**Exercise description:**
Reproduce every line of the material below without altering a single character.

========================

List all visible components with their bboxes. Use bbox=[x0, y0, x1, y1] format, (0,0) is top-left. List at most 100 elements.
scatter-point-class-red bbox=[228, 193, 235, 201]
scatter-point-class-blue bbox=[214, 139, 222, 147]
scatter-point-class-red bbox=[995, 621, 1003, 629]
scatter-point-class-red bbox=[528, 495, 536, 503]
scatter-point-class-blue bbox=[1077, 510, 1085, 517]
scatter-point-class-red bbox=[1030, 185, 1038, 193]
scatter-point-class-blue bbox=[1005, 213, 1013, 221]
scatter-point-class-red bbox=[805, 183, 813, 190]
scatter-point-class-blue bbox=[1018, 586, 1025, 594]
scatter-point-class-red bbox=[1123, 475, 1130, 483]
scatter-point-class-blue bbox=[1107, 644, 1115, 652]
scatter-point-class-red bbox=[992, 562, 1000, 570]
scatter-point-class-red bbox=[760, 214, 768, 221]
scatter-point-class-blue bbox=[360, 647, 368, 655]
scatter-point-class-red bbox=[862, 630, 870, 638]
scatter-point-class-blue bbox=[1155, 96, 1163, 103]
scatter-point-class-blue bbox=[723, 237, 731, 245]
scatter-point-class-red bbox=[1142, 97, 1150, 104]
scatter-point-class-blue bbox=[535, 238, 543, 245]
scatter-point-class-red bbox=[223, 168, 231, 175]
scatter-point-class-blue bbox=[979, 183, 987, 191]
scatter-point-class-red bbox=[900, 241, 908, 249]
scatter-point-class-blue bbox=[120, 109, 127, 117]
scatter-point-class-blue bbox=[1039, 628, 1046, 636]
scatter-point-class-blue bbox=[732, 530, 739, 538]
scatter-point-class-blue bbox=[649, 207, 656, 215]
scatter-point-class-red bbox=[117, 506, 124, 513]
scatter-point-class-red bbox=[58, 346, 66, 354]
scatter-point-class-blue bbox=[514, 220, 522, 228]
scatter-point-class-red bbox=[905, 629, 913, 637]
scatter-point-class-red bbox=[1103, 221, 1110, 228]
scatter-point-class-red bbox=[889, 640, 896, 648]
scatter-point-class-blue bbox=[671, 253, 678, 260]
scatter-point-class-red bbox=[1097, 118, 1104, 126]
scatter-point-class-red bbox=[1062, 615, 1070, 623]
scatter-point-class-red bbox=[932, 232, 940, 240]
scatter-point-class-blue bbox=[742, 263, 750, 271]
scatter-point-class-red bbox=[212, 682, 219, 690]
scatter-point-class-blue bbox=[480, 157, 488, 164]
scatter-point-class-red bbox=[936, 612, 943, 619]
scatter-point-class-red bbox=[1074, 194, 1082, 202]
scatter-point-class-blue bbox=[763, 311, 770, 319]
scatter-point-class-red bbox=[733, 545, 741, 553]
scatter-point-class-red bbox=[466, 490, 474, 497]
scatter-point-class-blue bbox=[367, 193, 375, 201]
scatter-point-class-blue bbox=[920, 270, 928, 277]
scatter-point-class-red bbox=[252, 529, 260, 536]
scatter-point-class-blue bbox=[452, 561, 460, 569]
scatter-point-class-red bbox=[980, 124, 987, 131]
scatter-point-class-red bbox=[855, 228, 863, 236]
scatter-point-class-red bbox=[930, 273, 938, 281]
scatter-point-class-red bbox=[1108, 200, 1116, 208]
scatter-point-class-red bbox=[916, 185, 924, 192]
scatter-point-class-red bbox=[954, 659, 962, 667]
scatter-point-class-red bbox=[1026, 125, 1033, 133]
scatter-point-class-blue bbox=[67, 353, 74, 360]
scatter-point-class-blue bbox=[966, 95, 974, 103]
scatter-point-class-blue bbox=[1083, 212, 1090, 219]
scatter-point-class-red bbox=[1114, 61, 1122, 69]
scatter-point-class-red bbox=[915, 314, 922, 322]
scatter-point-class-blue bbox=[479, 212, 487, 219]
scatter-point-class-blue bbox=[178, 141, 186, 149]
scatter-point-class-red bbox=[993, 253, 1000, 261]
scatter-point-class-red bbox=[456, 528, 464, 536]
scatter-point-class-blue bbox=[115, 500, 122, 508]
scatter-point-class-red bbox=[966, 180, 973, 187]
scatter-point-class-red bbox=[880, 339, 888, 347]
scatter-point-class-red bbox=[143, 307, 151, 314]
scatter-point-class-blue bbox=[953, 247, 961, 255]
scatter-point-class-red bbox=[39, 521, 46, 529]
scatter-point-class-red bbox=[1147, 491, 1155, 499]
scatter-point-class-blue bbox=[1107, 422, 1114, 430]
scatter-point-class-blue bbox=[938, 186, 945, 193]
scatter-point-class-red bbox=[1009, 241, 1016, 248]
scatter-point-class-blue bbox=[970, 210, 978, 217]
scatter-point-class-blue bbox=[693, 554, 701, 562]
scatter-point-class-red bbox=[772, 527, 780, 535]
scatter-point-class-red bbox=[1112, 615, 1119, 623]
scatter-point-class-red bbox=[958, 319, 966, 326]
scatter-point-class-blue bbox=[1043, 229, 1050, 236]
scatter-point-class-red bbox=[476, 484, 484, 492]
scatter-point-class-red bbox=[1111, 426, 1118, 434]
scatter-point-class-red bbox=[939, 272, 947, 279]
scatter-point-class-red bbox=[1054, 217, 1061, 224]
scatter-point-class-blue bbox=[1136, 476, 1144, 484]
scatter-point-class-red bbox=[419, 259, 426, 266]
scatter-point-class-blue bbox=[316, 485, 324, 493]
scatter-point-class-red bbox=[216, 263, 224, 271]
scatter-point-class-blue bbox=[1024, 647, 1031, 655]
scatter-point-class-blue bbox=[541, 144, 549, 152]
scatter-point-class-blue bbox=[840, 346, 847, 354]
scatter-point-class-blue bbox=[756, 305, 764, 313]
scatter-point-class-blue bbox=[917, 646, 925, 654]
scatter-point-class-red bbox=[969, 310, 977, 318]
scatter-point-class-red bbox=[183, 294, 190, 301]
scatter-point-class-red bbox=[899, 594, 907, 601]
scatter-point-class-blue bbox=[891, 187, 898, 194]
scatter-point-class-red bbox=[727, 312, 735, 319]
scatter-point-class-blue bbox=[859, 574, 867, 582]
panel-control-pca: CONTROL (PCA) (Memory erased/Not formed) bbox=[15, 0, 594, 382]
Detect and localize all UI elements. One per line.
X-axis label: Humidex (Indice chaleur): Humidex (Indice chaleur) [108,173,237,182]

========================

**Worked answer:**
List all visible components with their bboxes. Use bbox=[x0, y0, x1, y1] format, (0,0) is top-left. List at most 100 elements.
scatter-point-class-red bbox=[228, 193, 235, 201]
scatter-point-class-blue bbox=[214, 139, 222, 147]
scatter-point-class-red bbox=[995, 621, 1003, 629]
scatter-point-class-red bbox=[528, 495, 536, 503]
scatter-point-class-blue bbox=[1077, 510, 1085, 517]
scatter-point-class-red bbox=[1030, 185, 1038, 193]
scatter-point-class-blue bbox=[1005, 213, 1013, 221]
scatter-point-class-red bbox=[805, 183, 813, 190]
scatter-point-class-blue bbox=[1018, 586, 1025, 594]
scatter-point-class-red bbox=[1123, 475, 1130, 483]
scatter-point-class-blue bbox=[1107, 644, 1115, 652]
scatter-point-class-red bbox=[992, 562, 1000, 570]
scatter-point-class-red bbox=[760, 214, 768, 221]
scatter-point-class-blue bbox=[360, 647, 368, 655]
scatter-point-class-red bbox=[862, 630, 870, 638]
scatter-point-class-blue bbox=[1155, 96, 1163, 103]
scatter-point-class-blue bbox=[723, 237, 731, 245]
scatter-point-class-red bbox=[1142, 97, 1150, 104]
scatter-point-class-blue bbox=[535, 238, 543, 245]
scatter-point-class-red bbox=[223, 168, 231, 175]
scatter-point-class-blue bbox=[979, 183, 987, 191]
scatter-point-class-red bbox=[900, 241, 908, 249]
scatter-point-class-blue bbox=[120, 109, 127, 117]
scatter-point-class-blue bbox=[1039, 628, 1046, 636]
scatter-point-class-blue bbox=[732, 530, 739, 538]
scatter-point-class-blue bbox=[649, 207, 656, 215]
scatter-point-class-red bbox=[117, 506, 124, 513]
scatter-point-class-red bbox=[58, 346, 66, 354]
scatter-point-class-blue bbox=[514, 220, 522, 228]
scatter-point-class-red bbox=[905, 629, 913, 637]
scatter-point-class-red bbox=[1103, 221, 1110, 228]
scatter-point-class-red bbox=[889, 640, 896, 648]
scatter-point-class-blue bbox=[671, 253, 678, 260]
scatter-point-class-red bbox=[1097, 118, 1104, 126]
scatter-point-class-red bbox=[1062, 615, 1070, 623]
scatter-point-class-red bbox=[932, 232, 940, 240]
scatter-point-class-blue bbox=[742, 263, 750, 271]
scatter-point-class-red bbox=[212, 682, 219, 690]
scatter-point-class-blue bbox=[480, 157, 488, 164]
scatter-point-class-red bbox=[936, 612, 943, 619]
scatter-point-class-red bbox=[1074, 194, 1082, 202]
scatter-point-class-blue bbox=[763, 311, 770, 319]
scatter-point-class-red bbox=[733, 545, 741, 553]
scatter-point-class-red bbox=[466, 490, 474, 497]
scatter-point-class-blue bbox=[367, 193, 375, 201]
scatter-point-class-blue bbox=[920, 270, 928, 277]
scatter-point-class-red bbox=[252, 529, 260, 536]
scatter-point-class-blue bbox=[452, 561, 460, 569]
scatter-point-class-red bbox=[980, 124, 987, 131]
scatter-point-class-red bbox=[855, 228, 863, 236]
scatter-point-class-red bbox=[930, 273, 938, 281]
scatter-point-class-red bbox=[1108, 200, 1116, 208]
scatter-point-class-red bbox=[916, 185, 924, 192]
scatter-point-class-red bbox=[954, 659, 962, 667]
scatter-point-class-red bbox=[1026, 125, 1033, 133]
scatter-point-class-blue bbox=[67, 353, 74, 360]
scatter-point-class-blue bbox=[966, 95, 974, 103]
scatter-point-class-blue bbox=[1083, 212, 1090, 219]
scatter-point-class-red bbox=[1114, 61, 1122, 69]
scatter-point-class-red bbox=[915, 314, 922, 322]
scatter-point-class-blue bbox=[479, 212, 487, 219]
scatter-point-class-blue bbox=[178, 141, 186, 149]
scatter-point-class-red bbox=[993, 253, 1000, 261]
scatter-point-class-red bbox=[456, 528, 464, 536]
scatter-point-class-blue bbox=[115, 500, 122, 508]
scatter-point-class-red bbox=[966, 180, 973, 187]
scatter-point-class-red bbox=[880, 339, 888, 347]
scatter-point-class-red bbox=[143, 307, 151, 314]
scatter-point-class-blue bbox=[953, 247, 961, 255]
scatter-point-class-red bbox=[39, 521, 46, 529]
scatter-point-class-red bbox=[1147, 491, 1155, 499]
scatter-point-class-blue bbox=[1107, 422, 1114, 430]
scatter-point-class-blue bbox=[938, 186, 945, 193]
scatter-point-class-red bbox=[1009, 241, 1016, 248]
scatter-point-class-blue bbox=[970, 210, 978, 217]
scatter-point-class-blue bbox=[693, 554, 701, 562]
scatter-point-class-red bbox=[772, 527, 780, 535]
scatter-point-class-red bbox=[1112, 615, 1119, 623]
scatter-point-class-red bbox=[958, 319, 966, 326]
scatter-point-class-blue bbox=[1043, 229, 1050, 236]
scatter-point-class-red bbox=[476, 484, 484, 492]
scatter-point-class-red bbox=[1111, 426, 1118, 434]
scatter-point-class-red bbox=[939, 272, 947, 279]
scatter-point-class-red bbox=[1054, 217, 1061, 224]
scatter-point-class-blue bbox=[1136, 476, 1144, 484]
scatter-point-class-red bbox=[419, 259, 426, 266]
scatter-point-class-blue bbox=[316, 485, 324, 493]
scatter-point-class-red bbox=[216, 263, 224, 271]
scatter-point-class-blue bbox=[1024, 647, 1031, 655]
scatter-point-class-blue bbox=[541, 144, 549, 152]
scatter-point-class-blue bbox=[840, 346, 847, 354]
scatter-point-class-blue bbox=[756, 305, 764, 313]
scatter-point-class-blue bbox=[917, 646, 925, 654]
scatter-point-class-red bbox=[969, 310, 977, 318]
scatter-point-class-red bbox=[183, 294, 190, 301]
scatter-point-class-red bbox=[899, 594, 907, 601]
scatter-point-class-blue bbox=[891, 187, 898, 194]
scatter-point-class-red bbox=[727, 312, 735, 319]
scatter-point-class-blue bbox=[859, 574, 867, 582]
panel-control-pca: CONTROL (PCA) (Memory erased/Not formed) bbox=[15, 0, 594, 382]
Detect and localize all UI elements. One per line.
X-axis label: Humidex (Indice chaleur): Humidex (Indice chaleur) [108,173,237,182]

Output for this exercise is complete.